Reproduce all records exactly.

DATA EXCERPTS
|---|

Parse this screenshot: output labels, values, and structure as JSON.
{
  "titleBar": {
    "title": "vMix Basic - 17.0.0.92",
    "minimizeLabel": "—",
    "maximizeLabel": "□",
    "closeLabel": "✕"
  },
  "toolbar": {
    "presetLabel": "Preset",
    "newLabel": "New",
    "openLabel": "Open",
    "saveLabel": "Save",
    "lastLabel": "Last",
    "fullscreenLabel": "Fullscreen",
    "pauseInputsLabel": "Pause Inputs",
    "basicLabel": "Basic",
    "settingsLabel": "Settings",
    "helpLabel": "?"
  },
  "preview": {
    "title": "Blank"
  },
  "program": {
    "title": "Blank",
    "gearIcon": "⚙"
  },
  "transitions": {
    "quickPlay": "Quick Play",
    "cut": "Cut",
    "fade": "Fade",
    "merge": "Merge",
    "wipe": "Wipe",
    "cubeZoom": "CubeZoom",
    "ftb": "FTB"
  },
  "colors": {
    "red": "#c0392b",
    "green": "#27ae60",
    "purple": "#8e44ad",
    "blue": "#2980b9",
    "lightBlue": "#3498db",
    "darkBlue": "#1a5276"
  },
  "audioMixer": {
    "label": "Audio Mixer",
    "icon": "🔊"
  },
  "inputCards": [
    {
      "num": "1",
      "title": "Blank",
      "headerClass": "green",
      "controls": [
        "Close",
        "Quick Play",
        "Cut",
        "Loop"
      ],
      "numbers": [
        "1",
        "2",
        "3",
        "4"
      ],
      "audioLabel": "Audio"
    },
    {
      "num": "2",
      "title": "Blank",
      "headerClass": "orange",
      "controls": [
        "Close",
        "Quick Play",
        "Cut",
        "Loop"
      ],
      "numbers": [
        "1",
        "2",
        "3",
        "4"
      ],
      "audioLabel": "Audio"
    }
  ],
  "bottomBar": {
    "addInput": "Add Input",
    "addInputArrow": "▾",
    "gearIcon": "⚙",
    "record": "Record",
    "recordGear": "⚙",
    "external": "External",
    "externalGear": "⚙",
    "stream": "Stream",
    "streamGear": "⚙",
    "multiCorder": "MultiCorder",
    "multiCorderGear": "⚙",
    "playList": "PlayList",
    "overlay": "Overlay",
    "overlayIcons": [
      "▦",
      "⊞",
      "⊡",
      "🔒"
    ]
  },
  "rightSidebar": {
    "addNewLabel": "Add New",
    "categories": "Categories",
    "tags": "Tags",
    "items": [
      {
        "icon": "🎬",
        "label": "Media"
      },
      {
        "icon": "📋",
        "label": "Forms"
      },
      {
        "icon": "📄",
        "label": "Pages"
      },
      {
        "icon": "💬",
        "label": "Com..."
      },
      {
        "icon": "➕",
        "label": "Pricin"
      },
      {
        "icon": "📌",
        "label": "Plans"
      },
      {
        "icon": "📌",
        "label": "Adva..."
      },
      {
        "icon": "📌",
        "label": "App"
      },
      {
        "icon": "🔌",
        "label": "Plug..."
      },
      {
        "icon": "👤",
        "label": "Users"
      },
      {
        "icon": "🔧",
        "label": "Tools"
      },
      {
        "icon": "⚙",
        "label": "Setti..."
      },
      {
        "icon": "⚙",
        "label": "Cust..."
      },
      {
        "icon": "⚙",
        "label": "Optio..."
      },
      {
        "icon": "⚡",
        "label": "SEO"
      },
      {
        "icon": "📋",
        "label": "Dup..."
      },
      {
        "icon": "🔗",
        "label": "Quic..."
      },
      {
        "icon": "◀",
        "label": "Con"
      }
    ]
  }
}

|---|

WORKED SOLUTION
Parse this screenshot: output labels, values, and structure as JSON.
{
  "titleBar": {
    "title": "vMix Basic - 17.0.0.92",
    "minimizeLabel": "—",
    "maximizeLabel": "□",
    "closeLabel": "✕"
  },
  "toolbar": {
    "presetLabel": "Preset",
    "newLabel": "New",
    "openLabel": "Open",
    "saveLabel": "Save",
    "lastLabel": "Last",
    "fullscreenLabel": "Fullscreen",
    "pauseInputsLabel": "Pause Inputs",
    "basicLabel": "Basic",
    "settingsLabel": "Settings",
    "helpLabel": "?"
  },
  "preview": {
    "title": "Blank"
  },
  "program": {
    "title": "Blank",
    "gearIcon": "⚙"
  },
  "transitions": {
    "quickPlay": "Quick Play",
    "cut": "Cut",
    "fade": "Fade",
    "merge": "Merge",
    "wipe": "Wipe",
    "cubeZoom": "CubeZoom",
    "ftb": "FTB"
  },
  "colors": {
    "red": "#c0392b",
    "green": "#27ae60",
    "purple": "#8e44ad",
    "blue": "#2980b9",
    "lightBlue": "#3498db",
    "darkBlue": "#1a5276"
  },
  "audioMixer": {
    "label": "Audio Mixer",
    "icon": "🔊"
  },
  "inputCards": [
    {
      "num": "1",
      "title": "Blank",
      "headerClass": "green",
      "controls": [
        "Close",
        "Quick Play",
        "Cut",
        "Loop"
      ],
      "numbers": [
        "1",
        "2",
        "3",
        "4"
      ],
      "audioLabel": "Audio"
    },
    {
      "num": "2",
      "title": "Blank",
      "headerClass": "orange",
      "controls": [
        "Close",
        "Quick Play",
        "Cut",
        "Loop"
      ],
      "numbers": [
        "1",
        "2",
        "3",
        "4"
      ],
      "audioLabel": "Audio"
    }
  ],
  "bottomBar": {
    "addInput": "Add Input",
    "addInputArrow": "▾",
    "gearIcon": "⚙",
    "record": "Record",
    "recordGear": "⚙",
    "external": "External",
    "externalGear": "⚙",
    "stream": "Stream",
    "streamGear": "⚙",
    "multiCorder": "MultiCorder",
    "multiCorderGear": "⚙",
    "playList": "PlayList",
    "overlay": "Overlay",
    "overlayIcons": [
      "▦",
      "⊞",
      "⊡",
      "🔒"
    ]
  },
  "rightSidebar": {
    "addNewLabel": "Add New",
    "categories": "Categories",
    "tags": "Tags",
    "items": [
      {
        "icon": "🎬",
        "label": "Media"
      },
      {
        "icon": "📋",
        "label": "Forms"
      },
      {
        "icon": "📄",
        "label": "Pages"
      },
      {
        "icon": "💬",
        "label": "Com..."
      },
      {
        "icon": "➕",
        "label": "Pricin"
      },
      {
        "icon": "📌",
        "label": "Plans"
      },
      {
        "icon": "📌",
        "label": "Adva..."
      },
      {
        "icon": "📌",
        "label": "App"
      },
      {
        "icon": "🔌",
        "label": "Plug..."
      },
      {
        "icon": "👤",
        "label": "Users"
      },
      {
        "icon": "🔧",
        "label": "Tools"
      },
      {
        "icon": "⚙",
        "label": "Setti..."
      },
      {
        "icon": "⚙",
        "label": "Cust..."
      },
      {
        "icon": "⚙",
        "label": "Optio..."
      },
      {
        "icon": "⚡",
        "label": "SEO"
      },
      {
        "icon": "📋",
        "label": "Dup..."
      },
      {
        "icon": "🔗",
        "label": "Quic..."
      },
      {
        "icon": "◀",
        "label": "Con"
      }
    ]
  }
}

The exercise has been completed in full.